___ Data extract

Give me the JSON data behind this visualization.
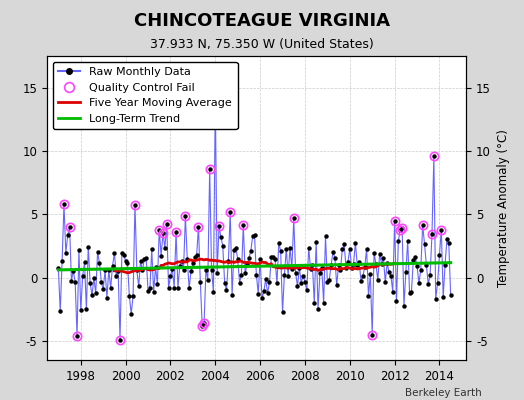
{
  "title": "CHINCOTEAGUE VIRGINIA",
  "subtitle": "37.933 N, 75.350 W (United States)",
  "ylabel_right": "Temperature Anomaly (°C)",
  "credit": "Berkeley Earth",
  "xlim": [
    1996.5,
    2015.2
  ],
  "ylim": [
    -6.5,
    17.5
  ],
  "yticks_left": [
    -5,
    0,
    5,
    10,
    15
  ],
  "yticks_right": [
    -5,
    0,
    5,
    10,
    15
  ],
  "xticks": [
    1998,
    2000,
    2002,
    2004,
    2006,
    2008,
    2010,
    2012,
    2014
  ],
  "background_color": "#d8d8d8",
  "plot_bg_color": "#ffffff",
  "raw_line_color": "#6666ff",
  "raw_marker_color": "#000000",
  "ma_color": "#dd0000",
  "trend_color": "#00bb00",
  "qc_color": "#ff44ff",
  "title_fontsize": 13,
  "subtitle_fontsize": 9,
  "legend_fontsize": 8
}
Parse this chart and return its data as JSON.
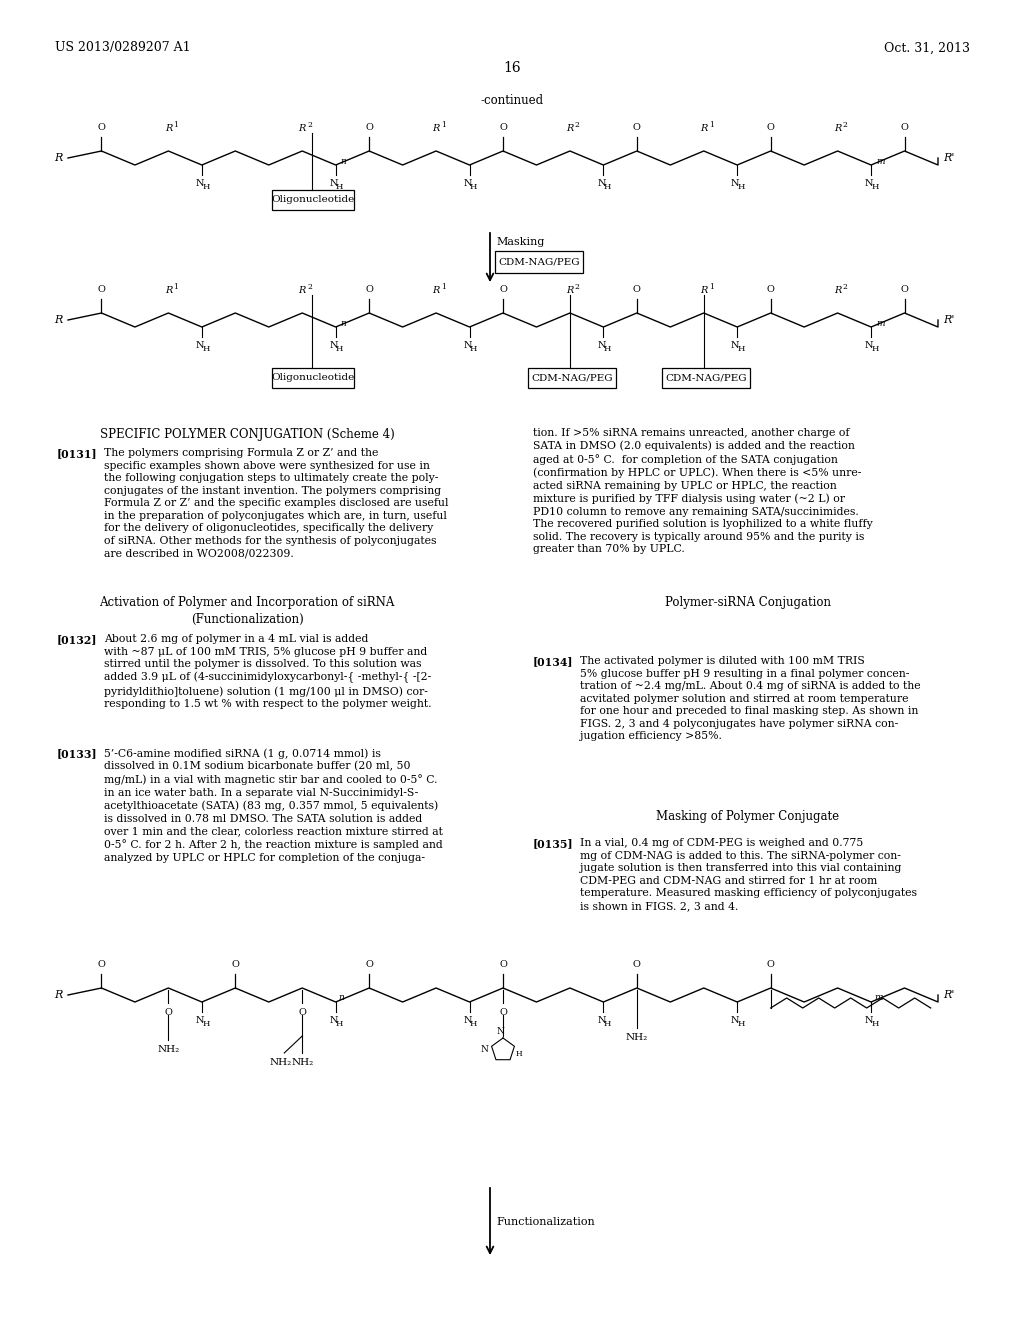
{
  "header_left": "US 2013/0289207 A1",
  "header_right": "Oct. 31, 2013",
  "page_number": "16",
  "continued_label": "-continued",
  "background_color": "#ffffff",
  "text_color": "#000000",
  "heading1": "SPECIFIC POLYMER CONJUGATION (Scheme 4)",
  "para131_label": "[0131]",
  "para132_label": "[0132]",
  "para133_label": "[0133]",
  "para134_label": "[0134]",
  "para135_label": "[0135]"
}
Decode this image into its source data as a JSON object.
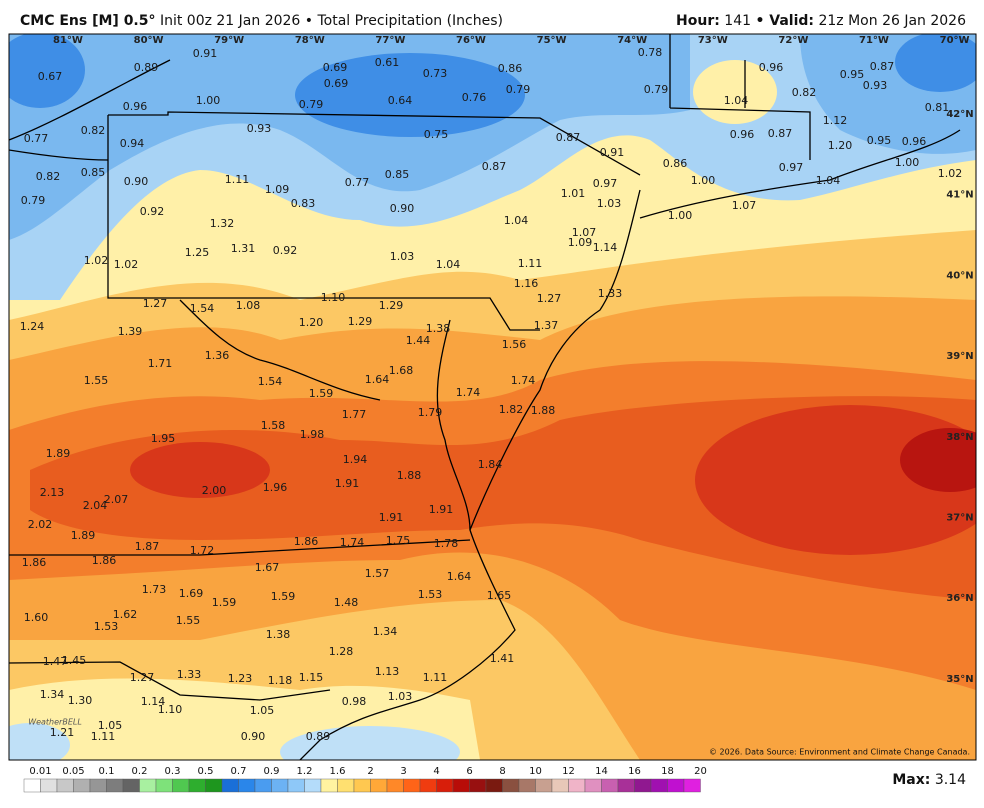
{
  "header": {
    "model": "CMC Ens [M] 0.5°",
    "init": "Init 00z 21 Jan 2026 • Total Precipitation (Inches)",
    "hour_label": "Hour:",
    "hour": "141",
    "valid_label": "• Valid:",
    "valid": "21z Mon 26 Jan 2026"
  },
  "map": {
    "longitude_labels": [
      "81°W",
      "80°W",
      "79°W",
      "78°W",
      "77°W",
      "76°W",
      "75°W",
      "74°W",
      "73°W",
      "72°W",
      "71°W",
      "70°W"
    ],
    "latitude_labels": [
      "42°N",
      "41°N",
      "40°N",
      "39°N",
      "38°N",
      "37°N",
      "36°N",
      "35°N"
    ],
    "station_values": [
      "0.67",
      "0.89",
      "0.91",
      "0.69",
      "0.61",
      "0.73",
      "0.86",
      "0.78",
      "0.96",
      "0.95",
      "0.87",
      "0.69",
      "0.79",
      "0.79",
      "0.82",
      "0.93",
      "1.00",
      "0.79",
      "0.64",
      "0.76",
      "1.04",
      "0.81",
      "0.96",
      "0.93",
      "0.75",
      "0.87",
      "0.96",
      "0.87",
      "1.12",
      "0.77",
      "0.82",
      "0.94",
      "0.91",
      "0.95",
      "0.96",
      "1.20",
      "0.82",
      "0.85",
      "0.90",
      "1.11",
      "1.09",
      "0.77",
      "0.85",
      "0.87",
      "0.86",
      "0.97",
      "1.00",
      "1.02",
      "0.79",
      "0.92",
      "0.83",
      "0.90",
      "1.01",
      "0.97",
      "1.03",
      "1.00",
      "1.04",
      "1.00",
      "1.07",
      "1.04",
      "1.07",
      "1.32",
      "1.02",
      "1.02",
      "1.25",
      "1.31",
      "0.92",
      "1.03",
      "1.04",
      "1.09",
      "1.14",
      "1.11",
      "1.16",
      "1.27",
      "1.33",
      "1.27",
      "1.54",
      "1.08",
      "1.10",
      "1.29",
      "1.24",
      "1.39",
      "1.20",
      "1.29",
      "1.37",
      "1.38",
      "1.44",
      "1.56",
      "1.71",
      "1.36",
      "1.68",
      "1.55",
      "1.54",
      "1.59",
      "1.64",
      "1.74",
      "1.74",
      "1.77",
      "1.79",
      "1.82",
      "1.88",
      "1.58",
      "1.98",
      "1.95",
      "1.89",
      "1.94",
      "1.84",
      "1.88",
      "1.91",
      "2.00",
      "1.96",
      "2.13",
      "2.04",
      "2.07",
      "1.91",
      "1.91",
      "2.02",
      "1.89",
      "1.87",
      "1.72",
      "1.86",
      "1.74",
      "1.75",
      "1.78",
      "1.86",
      "1.86",
      "1.67",
      "1.57",
      "1.64",
      "1.73",
      "1.69",
      "1.59",
      "1.59",
      "1.48",
      "1.53",
      "1.65",
      "1.60",
      "1.62",
      "1.53",
      "1.55",
      "1.38",
      "1.34",
      "1.28",
      "1.47",
      "1.45",
      "1.41",
      "1.27",
      "1.33",
      "1.23",
      "1.18",
      "1.15",
      "1.13",
      "1.11",
      "1.34",
      "1.30",
      "1.14",
      "1.10",
      "0.98",
      "1.03",
      "1.05",
      "1.05",
      "1.21",
      "1.11",
      "0.90",
      "0.89"
    ],
    "copyright": "© 2026. Data Source: Environment and Climate Change Canada.",
    "logo": "WeatherBELL"
  },
  "colorbar": {
    "labels": [
      "0.01",
      "0.05",
      "0.1",
      "0.2",
      "0.3",
      "0.5",
      "0.7",
      "0.9",
      "1.2",
      "1.6",
      "2",
      "3",
      "4",
      "6",
      "8",
      "10",
      "12",
      "14",
      "16",
      "18",
      "20"
    ],
    "colors": [
      "#ffffff",
      "#e0e0e0",
      "#c8c8c8",
      "#b0b0b0",
      "#969696",
      "#7d7d7d",
      "#646464",
      "#a8f0a0",
      "#7ee27a",
      "#50c850",
      "#2eae2e",
      "#1e961e",
      "#1a6fd8",
      "#2a86ea",
      "#4a9cf0",
      "#6cb2f4",
      "#8ec8f8",
      "#b4dcfa",
      "#fff3a0",
      "#ffe070",
      "#ffc850",
      "#ffa838",
      "#ff8828",
      "#ff6418",
      "#f03c10",
      "#d81e0a",
      "#b80c08",
      "#981010",
      "#7a1a10",
      "#8a5040",
      "#a87868",
      "#c8a090",
      "#e8c8b8",
      "#f0b4c8",
      "#e090c0",
      "#c860b0",
      "#a83098",
      "#901890",
      "#a010b0",
      "#c010d0",
      "#e020e0"
    ]
  },
  "footer": {
    "max_label": "Max:",
    "max_value": "3.14"
  }
}
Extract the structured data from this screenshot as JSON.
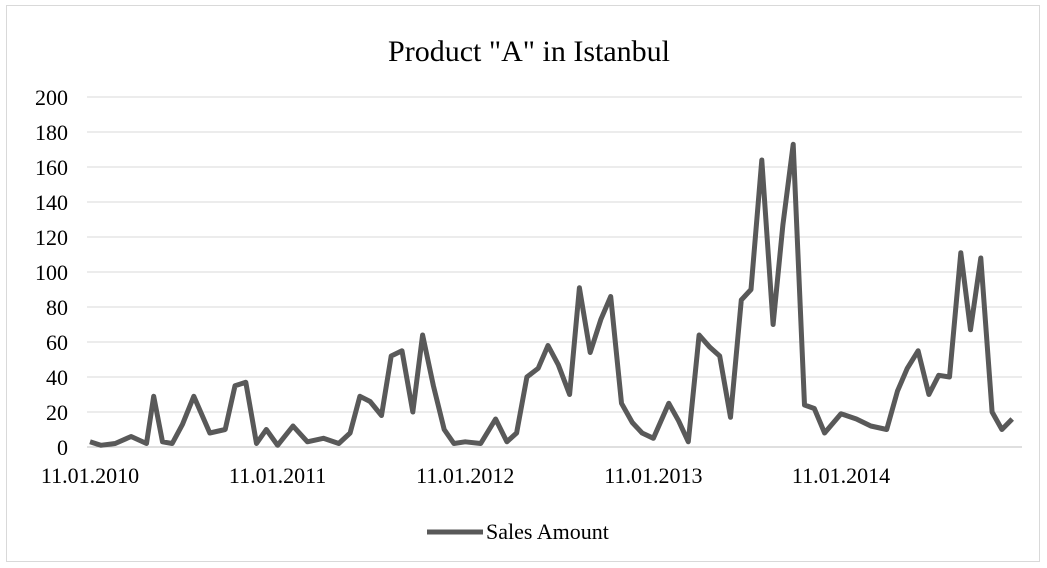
{
  "chart_data": {
    "type": "line",
    "title": "Product \"A\" in Istanbul",
    "xlabel": "",
    "ylabel": "",
    "ylim": [
      0,
      200
    ],
    "yticks": [
      "0",
      "20",
      "40",
      "60",
      "80",
      "100",
      "120",
      "140",
      "160",
      "180",
      "200"
    ],
    "xticks": [
      "11.01.2010",
      "11.01.2011",
      "11.01.2012",
      "11.01.2013",
      "11.01.2014"
    ],
    "grid": true,
    "legend": "bottom",
    "series_color": "#595959",
    "series": [
      {
        "name": "Sales Amount",
        "x": [
          "2010-01-11",
          "2010-02-01",
          "2010-03-01",
          "2010-04-01",
          "2010-05-01",
          "2010-05-15",
          "2010-06-01",
          "2010-06-20",
          "2010-07-10",
          "2010-08-01",
          "2010-09-01",
          "2010-10-01",
          "2010-10-20",
          "2010-11-10",
          "2010-12-01",
          "2010-12-20",
          "2011-01-11",
          "2011-02-10",
          "2011-03-10",
          "2011-04-10",
          "2011-05-10",
          "2011-06-01",
          "2011-06-20",
          "2011-07-10",
          "2011-08-01",
          "2011-08-20",
          "2011-09-10",
          "2011-10-01",
          "2011-10-20",
          "2011-11-10",
          "2011-12-01",
          "2011-12-20",
          "2012-01-11",
          "2012-02-10",
          "2012-03-10",
          "2012-04-01",
          "2012-04-20",
          "2012-05-10",
          "2012-06-01",
          "2012-06-20",
          "2012-07-10",
          "2012-08-01",
          "2012-08-20",
          "2012-09-10",
          "2012-10-01",
          "2012-10-20",
          "2012-11-10",
          "2012-12-01",
          "2012-12-20",
          "2013-01-11",
          "2013-02-10",
          "2013-03-01",
          "2013-03-20",
          "2013-04-10",
          "2013-05-01",
          "2013-05-20",
          "2013-06-10",
          "2013-07-01",
          "2013-07-20",
          "2013-08-10",
          "2013-09-01",
          "2013-09-20",
          "2013-10-10",
          "2013-11-01",
          "2013-11-20",
          "2013-12-10",
          "2014-01-11",
          "2014-02-10",
          "2014-03-10",
          "2014-04-10",
          "2014-05-01",
          "2014-05-20",
          "2014-06-10",
          "2014-07-01",
          "2014-07-20",
          "2014-08-10",
          "2014-09-01",
          "2014-09-20",
          "2014-10-10",
          "2014-11-01",
          "2014-11-20",
          "2014-12-10"
        ],
        "values": [
          3,
          1,
          2,
          6,
          2,
          29,
          3,
          2,
          13,
          29,
          8,
          10,
          35,
          37,
          2,
          10,
          1,
          12,
          3,
          5,
          2,
          8,
          29,
          26,
          18,
          52,
          55,
          20,
          64,
          35,
          10,
          2,
          3,
          2,
          16,
          3,
          8,
          40,
          45,
          58,
          47,
          30,
          91,
          54,
          73,
          86,
          25,
          14,
          8,
          5,
          25,
          15,
          3,
          64,
          57,
          52,
          17,
          84,
          90,
          164,
          70,
          127,
          173,
          24,
          22,
          8,
          19,
          16,
          12,
          10,
          32,
          45,
          55,
          30,
          41,
          40,
          111,
          67,
          108,
          20,
          10,
          16
        ]
      }
    ]
  }
}
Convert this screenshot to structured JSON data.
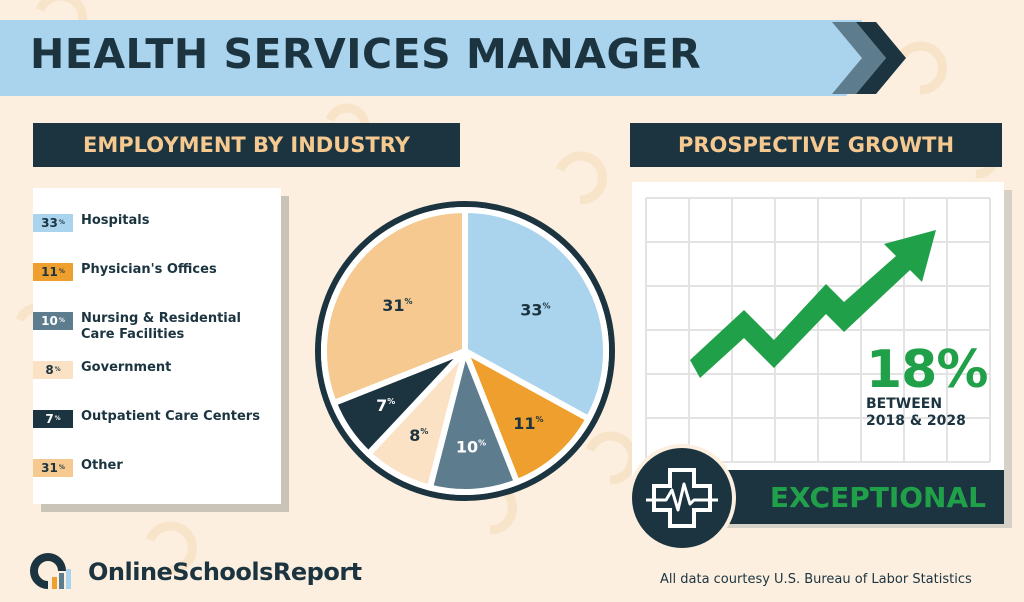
{
  "title": "HEALTH SERVICES MANAGER",
  "employment": {
    "header": "EMPLOYMENT BY INDUSTRY",
    "legend": [
      {
        "value": "33",
        "suffix": "%",
        "label": "Hospitals",
        "color": "#aad3ed",
        "text_color": "#1b3440"
      },
      {
        "value": "11",
        "suffix": "%",
        "label": "Physician's Offices",
        "color": "#ee9f2d",
        "text_color": "#1b3440"
      },
      {
        "value": "10",
        "suffix": "%",
        "label": "Nursing & Residential Care Facilities",
        "color": "#5d7d8f",
        "text_color": "#ffffff"
      },
      {
        "value": "8",
        "suffix": "%",
        "label": "Government",
        "color": "#fbe2c5",
        "text_color": "#1b3440"
      },
      {
        "value": "7",
        "suffix": "%",
        "label": "Outpatient Care Centers",
        "color": "#1b3440",
        "text_color": "#ffffff"
      },
      {
        "value": "31",
        "suffix": "%",
        "label": "Other",
        "color": "#f5c98f",
        "text_color": "#1b3440"
      }
    ]
  },
  "growth": {
    "header": "PROSPECTIVE GROWTH",
    "value": "18%",
    "subtitle_line1": "BETWEEN",
    "subtitle_line2": "2018 & 2028",
    "rating": "EXCEPTIONAL",
    "arrow_color": "#21a04a"
  },
  "footer": {
    "brand": "OnlineSchoolsReport",
    "source": "All data courtesy U.S. Bureau of Labor Statistics"
  },
  "chart_data": {
    "type": "pie",
    "title": "EMPLOYMENT BY INDUSTRY",
    "categories": [
      "Hospitals",
      "Physician's Offices",
      "Nursing & Residential Care Facilities",
      "Government",
      "Outpatient Care Centers",
      "Other"
    ],
    "values": [
      33,
      11,
      10,
      8,
      7,
      31
    ],
    "colors": [
      "#aad3ed",
      "#ee9f2d",
      "#5d7d8f",
      "#fbe2c5",
      "#1b3440",
      "#f5c98f"
    ],
    "label_colors": [
      "#1b3440",
      "#1b3440",
      "#ffffff",
      "#1b3440",
      "#ffffff",
      "#1b3440"
    ],
    "unit": "%",
    "legend": "left"
  }
}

______

Problem requirements.
Track down every line of the material containing the string "Outpatient", and copy it.

Response.
        "label": "Outpatient Care Centers",
      "Outpatient Care Centers",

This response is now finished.